Copy each line of the data below exactly, leaving out pictures.

/---

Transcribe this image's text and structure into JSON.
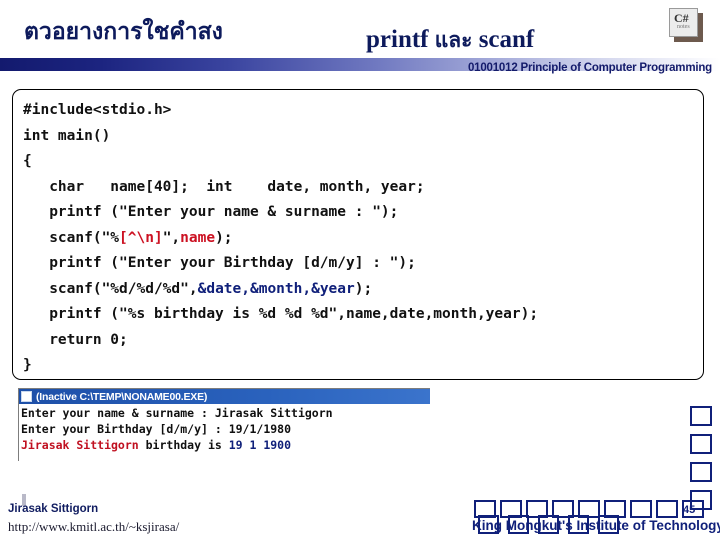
{
  "header": {
    "title_thai": "ตวอยางการใชคำสง",
    "title_en_prefix": "printf ",
    "title_en_thai": "และ",
    "title_en_suffix": " scanf",
    "course_line": "01001012 Principle of Computer Programming",
    "notebook_icon_text": "C#",
    "notebook_icon_sub": "notes",
    "band_color_start": "#131a6e",
    "band_color_end": "#ffffff",
    "title_color": "#0d1a5c"
  },
  "code": {
    "lines": [
      [
        {
          "t": "#include<stdio.h>",
          "c": "plain"
        }
      ],
      [
        {
          "t": "int main()",
          "c": "plain"
        }
      ],
      [
        {
          "t": "{",
          "c": "plain"
        }
      ],
      [
        {
          "t": "   char   name[40];  int    date, month, year;",
          "c": "plain"
        }
      ],
      [
        {
          "t": "   printf (\"Enter your name & surname : \");",
          "c": "plain"
        }
      ],
      [
        {
          "t": "   scanf(\"%",
          "c": "plain"
        },
        {
          "t": "[^\\n]",
          "c": "red"
        },
        {
          "t": "\",",
          "c": "plain"
        },
        {
          "t": "name",
          "c": "red"
        },
        {
          "t": ");",
          "c": "plain"
        }
      ],
      [
        {
          "t": "   printf (\"Enter your Birthday [d/m/y] : \");",
          "c": "plain"
        }
      ],
      [
        {
          "t": "   scanf(\"%d/%d/%d\",",
          "c": "plain"
        },
        {
          "t": "&date,&month,&year",
          "c": "navy"
        },
        {
          "t": ");",
          "c": "plain"
        }
      ],
      [
        {
          "t": "   printf (\"%s birthday is %d %d %d\",name,date,month,year);",
          "c": "plain"
        }
      ],
      [
        {
          "t": "   return 0;",
          "c": "plain"
        }
      ],
      [
        {
          "t": "}",
          "c": "plain"
        }
      ]
    ],
    "color_red": "#cc1122",
    "color_navy": "#10207a",
    "color_plain": "#111111"
  },
  "console": {
    "title": "(Inactive C:\\TEMP\\NONAME00.EXE)",
    "titlebar_color": "#1d4fa8",
    "lines": [
      [
        {
          "t": "Enter your name & surname : Jirasak Sittigorn",
          "c": "plain"
        }
      ],
      [
        {
          "t": "Enter your Birthday [d/m/y] : 19/1/1980",
          "c": "plain"
        }
      ],
      [
        {
          "t": "Jirasak Sittigorn",
          "c": "red"
        },
        {
          "t": " birthday is ",
          "c": "plain"
        },
        {
          "t": "19 1 1900",
          "c": "navy"
        }
      ]
    ],
    "color_red": "#c01020",
    "color_navy": "#10207a"
  },
  "footer": {
    "author": "Jirasak Sittigorn",
    "url": "http://www.kmitl.ac.th/~ksjirasa/",
    "institute": "King Mongkut's Institute of Technology",
    "page_number": "45",
    "tofu_column_count": 4,
    "tofu_row_count": 9,
    "tofu_row2_count": 5
  }
}
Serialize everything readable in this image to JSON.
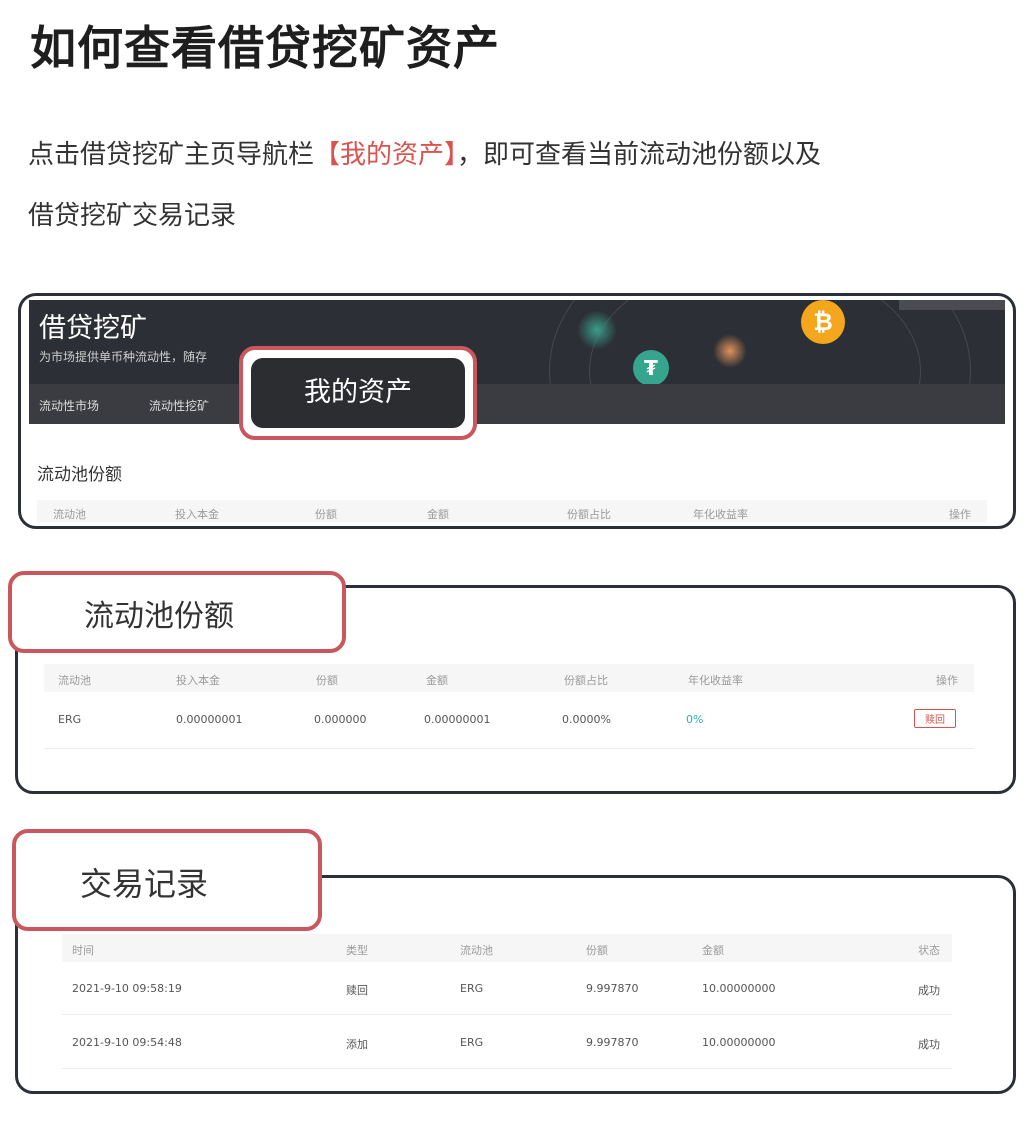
{
  "title": "如何查看借贷挖矿资产",
  "intro": {
    "line1_prefix": "点击借贷挖矿主页导航栏",
    "line1_highlight": "【我的资产】",
    "line1_suffix": "，即可查看当前流动池份额以及",
    "line2": "借贷挖矿交易记录"
  },
  "colors": {
    "highlight": "#d9534f",
    "callout_border": "#c9575d",
    "frame_border": "#2b2f38",
    "teal_percent": "#2bb3a0"
  },
  "shot1": {
    "app_title": "借贷挖矿",
    "subtitle": "为市场提供单币种流动性，随存",
    "nav": [
      "流动性市场",
      "流动性挖矿"
    ],
    "my_assets_button": "我的资产",
    "section_title": "流动池份额",
    "columns": [
      "流动池",
      "投入本金",
      "份额",
      "金额",
      "份额占比",
      "年化收益率",
      "操作"
    ],
    "icons": [
      "bitcoin-icon",
      "tether-icon"
    ]
  },
  "pool": {
    "callout_label": "流动池份额",
    "columns": [
      "流动池",
      "投入本金",
      "份额",
      "金额",
      "份额占比",
      "年化收益率",
      "操作"
    ],
    "row": {
      "pool": "ERG",
      "principal": "0.00000001",
      "shares": "0.000000",
      "amount": "0.00000001",
      "share_ratio": "0.0000%",
      "apy": "0%",
      "action": "赎回"
    }
  },
  "records": {
    "callout_label": "交易记录",
    "columns": [
      "时间",
      "类型",
      "流动池",
      "份额",
      "金额",
      "状态"
    ],
    "rows": [
      {
        "time": "2021-9-10 09:58:19",
        "type": "赎回",
        "pool": "ERG",
        "shares": "9.997870",
        "amount": "10.00000000",
        "status": "成功"
      },
      {
        "time": "2021-9-10 09:54:48",
        "type": "添加",
        "pool": "ERG",
        "shares": "9.997870",
        "amount": "10.00000000",
        "status": "成功"
      }
    ]
  }
}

\---

Written reply:
Transcribe this image's text and structure into JSON.
{
  "header": {
    "title_thai": "ตวอยางการใชคำสง",
    "title_en_prefix": "printf ",
    "title_en_thai": "และ",
    "title_en_suffix": " scanf",
    "course_line": "01001012 Principle of Computer Programming",
    "notebook_icon_text": "C#",
    "notebook_icon_sub": "notes",
    "band_color_start": "#131a6e",
    "band_color_end": "#ffffff",
    "title_color": "#0d1a5c"
  },
  "code": {
    "lines": [
      [
        {
          "t": "#include<stdio.h>",
          "c": "plain"
        }
      ],
      [
        {
          "t": "int main()",
          "c": "plain"
        }
      ],
      [
        {
          "t": "{",
          "c": "plain"
        }
      ],
      [
        {
          "t": "   char   name[40];  int    date, month, year;",
          "c": "plain"
        }
      ],
      [
        {
          "t": "   printf (\"Enter your name & surname : \");",
          "c": "plain"
        }
      ],
      [
        {
          "t": "   scanf(\"%",
          "c": "plain"
        },
        {
          "t": "[^\\n]",
          "c": "red"
        },
        {
          "t": "\",",
          "c": "plain"
        },
        {
          "t": "name",
          "c": "red"
        },
        {
          "t": ");",
          "c": "plain"
        }
      ],
      [
        {
          "t": "   printf (\"Enter your Birthday [d/m/y] : \");",
          "c": "plain"
        }
      ],
      [
        {
          "t": "   scanf(\"%d/%d/%d\",",
          "c": "plain"
        },
        {
          "t": "&date,&month,&year",
          "c": "navy"
        },
        {
          "t": ");",
          "c": "plain"
        }
      ],
      [
        {
          "t": "   printf (\"%s birthday is %d %d %d\",name,date,month,year);",
          "c": "plain"
        }
      ],
      [
        {
          "t": "   return 0;",
          "c": "plain"
        }
      ],
      [
        {
          "t": "}",
          "c": "plain"
        }
      ]
    ],
    "color_red": "#cc1122",
    "color_navy": "#10207a",
    "color_plain": "#111111"
  },
  "console": {
    "title": "(Inactive C:\\TEMP\\NONAME00.EXE)",
    "titlebar_color": "#1d4fa8",
    "lines": [
      [
        {
          "t": "Enter your name & surname : Jirasak Sittigorn",
          "c": "plain"
        }
      ],
      [
        {
          "t": "Enter your Birthday [d/m/y] : 19/1/1980",
          "c": "plain"
        }
      ],
      [
        {
          "t": "Jirasak Sittigorn",
          "c": "red"
        },
        {
          "t": " birthday is ",
          "c": "plain"
        },
        {
          "t": "19 1 1900",
          "c": "navy"
        }
      ]
    ],
    "color_red": "#c01020",
    "color_navy": "#10207a"
  },
  "footer": {
    "author": "Jirasak Sittigorn",
    "url": "http://www.kmitl.ac.th/~ksjirasa/",
    "institute": "King Mongkut's Institute of Technology",
    "page_number": "45",
    "tofu_column_count": 4,
    "tofu_row_count": 9,
    "tofu_row2_count": 5
  }
}
Serialize everything readable in this image to JSON.
{
  "title": "如何查看借贷挖矿资产",
  "intro": {
    "line1_prefix": "点击借贷挖矿主页导航栏",
    "line1_highlight": "【我的资产】",
    "line1_suffix": "，即可查看当前流动池份额以及",
    "line2": "借贷挖矿交易记录"
  },
  "colors": {
    "highlight": "#d9534f",
    "callout_border": "#c9575d",
    "frame_border": "#2b2f38",
    "teal_percent": "#2bb3a0"
  },
  "shot1": {
    "app_title": "借贷挖矿",
    "subtitle": "为市场提供单币种流动性，随存",
    "nav": [
      "流动性市场",
      "流动性挖矿"
    ],
    "my_assets_button": "我的资产",
    "section_title": "流动池份额",
    "columns": [
      "流动池",
      "投入本金",
      "份额",
      "金额",
      "份额占比",
      "年化收益率",
      "操作"
    ],
    "icons": [
      "bitcoin-icon",
      "tether-icon"
    ]
  },
  "pool": {
    "callout_label": "流动池份额",
    "columns": [
      "流动池",
      "投入本金",
      "份额",
      "金额",
      "份额占比",
      "年化收益率",
      "操作"
    ],
    "row": {
      "pool": "ERG",
      "principal": "0.00000001",
      "shares": "0.000000",
      "amount": "0.00000001",
      "share_ratio": "0.0000%",
      "apy": "0%",
      "action": "赎回"
    }
  },
  "records": {
    "callout_label": "交易记录",
    "columns": [
      "时间",
      "类型",
      "流动池",
      "份额",
      "金额",
      "状态"
    ],
    "rows": [
      {
        "time": "2021-9-10 09:58:19",
        "type": "赎回",
        "pool": "ERG",
        "shares": "9.997870",
        "amount": "10.00000000",
        "status": "成功"
      },
      {
        "time": "2021-9-10 09:54:48",
        "type": "添加",
        "pool": "ERG",
        "shares": "9.997870",
        "amount": "10.00000000",
        "status": "成功"
      }
    ]
  }
}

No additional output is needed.